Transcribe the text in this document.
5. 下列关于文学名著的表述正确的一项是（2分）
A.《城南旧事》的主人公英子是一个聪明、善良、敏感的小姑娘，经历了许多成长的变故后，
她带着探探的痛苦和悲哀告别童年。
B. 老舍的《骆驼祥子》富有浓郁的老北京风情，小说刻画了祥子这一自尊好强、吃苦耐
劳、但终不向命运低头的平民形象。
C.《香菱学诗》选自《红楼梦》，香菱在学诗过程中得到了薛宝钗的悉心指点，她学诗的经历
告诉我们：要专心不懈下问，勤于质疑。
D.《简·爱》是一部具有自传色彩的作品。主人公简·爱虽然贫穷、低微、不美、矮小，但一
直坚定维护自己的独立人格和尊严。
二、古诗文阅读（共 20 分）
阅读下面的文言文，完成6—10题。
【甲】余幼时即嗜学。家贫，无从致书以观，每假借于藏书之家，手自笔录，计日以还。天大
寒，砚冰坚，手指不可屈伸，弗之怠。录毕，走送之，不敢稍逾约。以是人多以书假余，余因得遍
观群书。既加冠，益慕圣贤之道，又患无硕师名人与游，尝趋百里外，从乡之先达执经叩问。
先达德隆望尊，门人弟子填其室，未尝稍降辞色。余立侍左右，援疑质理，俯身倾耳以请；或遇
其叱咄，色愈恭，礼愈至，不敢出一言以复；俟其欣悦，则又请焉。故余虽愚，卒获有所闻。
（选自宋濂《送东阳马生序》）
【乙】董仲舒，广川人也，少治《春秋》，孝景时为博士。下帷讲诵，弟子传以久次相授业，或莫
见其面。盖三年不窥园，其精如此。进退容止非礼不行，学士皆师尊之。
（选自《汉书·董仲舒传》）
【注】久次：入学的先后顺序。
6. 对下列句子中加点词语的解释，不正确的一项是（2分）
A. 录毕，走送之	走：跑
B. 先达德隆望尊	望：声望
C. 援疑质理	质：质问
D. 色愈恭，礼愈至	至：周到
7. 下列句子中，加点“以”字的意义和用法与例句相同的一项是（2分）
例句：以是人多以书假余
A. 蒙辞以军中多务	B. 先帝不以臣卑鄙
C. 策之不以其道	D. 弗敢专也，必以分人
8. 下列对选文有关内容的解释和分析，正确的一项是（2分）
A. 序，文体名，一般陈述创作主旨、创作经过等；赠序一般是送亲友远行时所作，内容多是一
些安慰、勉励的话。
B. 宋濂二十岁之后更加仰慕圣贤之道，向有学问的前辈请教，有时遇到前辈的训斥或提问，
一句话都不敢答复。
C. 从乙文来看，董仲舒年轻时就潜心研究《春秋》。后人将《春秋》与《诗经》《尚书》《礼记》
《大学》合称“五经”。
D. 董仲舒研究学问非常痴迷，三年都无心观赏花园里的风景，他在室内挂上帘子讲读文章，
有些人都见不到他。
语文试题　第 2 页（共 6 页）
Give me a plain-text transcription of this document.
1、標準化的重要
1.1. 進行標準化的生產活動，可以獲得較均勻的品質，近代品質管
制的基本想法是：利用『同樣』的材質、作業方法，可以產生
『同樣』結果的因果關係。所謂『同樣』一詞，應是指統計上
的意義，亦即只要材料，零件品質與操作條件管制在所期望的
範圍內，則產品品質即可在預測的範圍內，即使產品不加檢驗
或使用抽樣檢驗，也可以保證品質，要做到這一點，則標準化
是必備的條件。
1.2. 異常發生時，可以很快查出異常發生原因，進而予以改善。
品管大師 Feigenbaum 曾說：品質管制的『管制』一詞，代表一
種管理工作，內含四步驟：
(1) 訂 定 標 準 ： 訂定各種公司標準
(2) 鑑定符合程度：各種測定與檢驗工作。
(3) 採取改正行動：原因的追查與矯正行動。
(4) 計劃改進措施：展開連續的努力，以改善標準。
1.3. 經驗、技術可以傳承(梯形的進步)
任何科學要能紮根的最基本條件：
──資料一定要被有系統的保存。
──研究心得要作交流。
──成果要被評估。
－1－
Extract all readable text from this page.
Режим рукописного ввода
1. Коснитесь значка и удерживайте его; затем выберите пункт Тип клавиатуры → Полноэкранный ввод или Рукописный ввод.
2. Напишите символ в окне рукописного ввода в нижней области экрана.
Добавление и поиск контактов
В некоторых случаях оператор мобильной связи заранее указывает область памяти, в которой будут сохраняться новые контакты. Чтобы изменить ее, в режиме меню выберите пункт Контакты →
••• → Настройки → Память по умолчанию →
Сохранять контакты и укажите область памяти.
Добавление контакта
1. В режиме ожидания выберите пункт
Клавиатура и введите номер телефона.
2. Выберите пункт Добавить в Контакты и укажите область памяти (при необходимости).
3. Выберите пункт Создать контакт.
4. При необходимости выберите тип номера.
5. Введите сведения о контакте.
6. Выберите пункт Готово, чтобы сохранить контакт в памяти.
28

^^^^^^^^

# [Aim]
Output all of the data above without any alteration.

# [Task response]
Transcribe the text in this document.
5. 下列关于文学名著的表述正确的一项是（2分）
A.《城南旧事》的主人公英子是一个聪明、善良、敏感的小姑娘，经历了许多成长的变故后，
她带着探探的痛苦和悲哀告别童年。
B. 老舍的《骆驼祥子》富有浓郁的老北京风情，小说刻画了祥子这一自尊好强、吃苦耐
劳、但终不向命运低头的平民形象。
C.《香菱学诗》选自《红楼梦》，香菱在学诗过程中得到了薛宝钗的悉心指点，她学诗的经历
告诉我们：要专心不懈下问，勤于质疑。
D.《简·爱》是一部具有自传色彩的作品。主人公简·爱虽然贫穷、低微、不美、矮小，但一
直坚定维护自己的独立人格和尊严。
二、古诗文阅读（共 20 分）
阅读下面的文言文，完成6—10题。
【甲】余幼时即嗜学。家贫，无从致书以观，每假借于藏书之家，手自笔录，计日以还。天大
寒，砚冰坚，手指不可屈伸，弗之怠。录毕，走送之，不敢稍逾约。以是人多以书假余，余因得遍
观群书。既加冠，益慕圣贤之道，又患无硕师名人与游，尝趋百里外，从乡之先达执经叩问。
先达德隆望尊，门人弟子填其室，未尝稍降辞色。余立侍左右，援疑质理，俯身倾耳以请；或遇
其叱咄，色愈恭，礼愈至，不敢出一言以复；俟其欣悦，则又请焉。故余虽愚，卒获有所闻。
（选自宋濂《送东阳马生序》）
【乙】董仲舒，广川人也，少治《春秋》，孝景时为博士。下帷讲诵，弟子传以久次相授业，或莫
见其面。盖三年不窥园，其精如此。进退容止非礼不行，学士皆师尊之。
（选自《汉书·董仲舒传》）
【注】久次：入学的先后顺序。
6. 对下列句子中加点词语的解释，不正确的一项是（2分）
A. 录毕，走送之	走：跑
B. 先达德隆望尊	望：声望
C. 援疑质理	质：质问
D. 色愈恭，礼愈至	至：周到
7. 下列句子中，加点“以”字的意义和用法与例句相同的一项是（2分）
例句：以是人多以书假余
A. 蒙辞以军中多务	B. 先帝不以臣卑鄙
C. 策之不以其道	D. 弗敢专也，必以分人
8. 下列对选文有关内容的解释和分析，正确的一项是（2分）
A. 序，文体名，一般陈述创作主旨、创作经过等；赠序一般是送亲友远行时所作，内容多是一
些安慰、勉励的话。
B. 宋濂二十岁之后更加仰慕圣贤之道，向有学问的前辈请教，有时遇到前辈的训斥或提问，
一句话都不敢答复。
C. 从乙文来看，董仲舒年轻时就潜心研究《春秋》。后人将《春秋》与《诗经》《尚书》《礼记》
《大学》合称“五经”。
D. 董仲舒研究学问非常痴迷，三年都无心观赏花园里的风景，他在室内挂上帘子讲读文章，
有些人都见不到他。
语文试题　第 2 页（共 6 页）
Give me a plain-text transcription of this document.
1、標準化的重要
1.1. 進行標準化的生產活動，可以獲得較均勻的品質，近代品質管
制的基本想法是：利用『同樣』的材質、作業方法，可以產生
『同樣』結果的因果關係。所謂『同樣』一詞，應是指統計上
的意義，亦即只要材料，零件品質與操作條件管制在所期望的
範圍內，則產品品質即可在預測的範圍內，即使產品不加檢驗
或使用抽樣檢驗，也可以保證品質，要做到這一點，則標準化
是必備的條件。
1.2. 異常發生時，可以很快查出異常發生原因，進而予以改善。
品管大師 Feigenbaum 曾說：品質管制的『管制』一詞，代表一
種管理工作，內含四步驟：
(1) 訂 定 標 準 ： 訂定各種公司標準
(2) 鑑定符合程度：各種測定與檢驗工作。
(3) 採取改正行動：原因的追查與矯正行動。
(4) 計劃改進措施：展開連續的努力，以改善標準。
1.3. 經驗、技術可以傳承(梯形的進步)
任何科學要能紮根的最基本條件：
──資料一定要被有系統的保存。
──研究心得要作交流。
──成果要被評估。
－1－
Extract all readable text from this page.
Режим рукописного ввода
1. Коснитесь значка и удерживайте его; затем выберите пункт Тип клавиатуры → Полноэкранный ввод или Рукописный ввод.
2. Напишите символ в окне рукописного ввода в нижней области экрана.
Добавление и поиск контактов
В некоторых случаях оператор мобильной связи заранее указывает область памяти, в которой будут сохраняться новые контакты. Чтобы изменить ее, в режиме меню выберите пункт Контакты →
••• → Настройки → Память по умолчанию →
Сохранять контакты и укажите область памяти.
Добавление контакта
1. В режиме ожидания выберите пункт
Клавиатура и введите номер телефона.
2. Выберите пункт Добавить в Контакты и укажите область памяти (при необходимости).
3. Выберите пункт Создать контакт.
4. При необходимости выберите тип номера.
5. Введите сведения о контакте.
6. Выберите пункт Готово, чтобы сохранить контакт в памяти.
28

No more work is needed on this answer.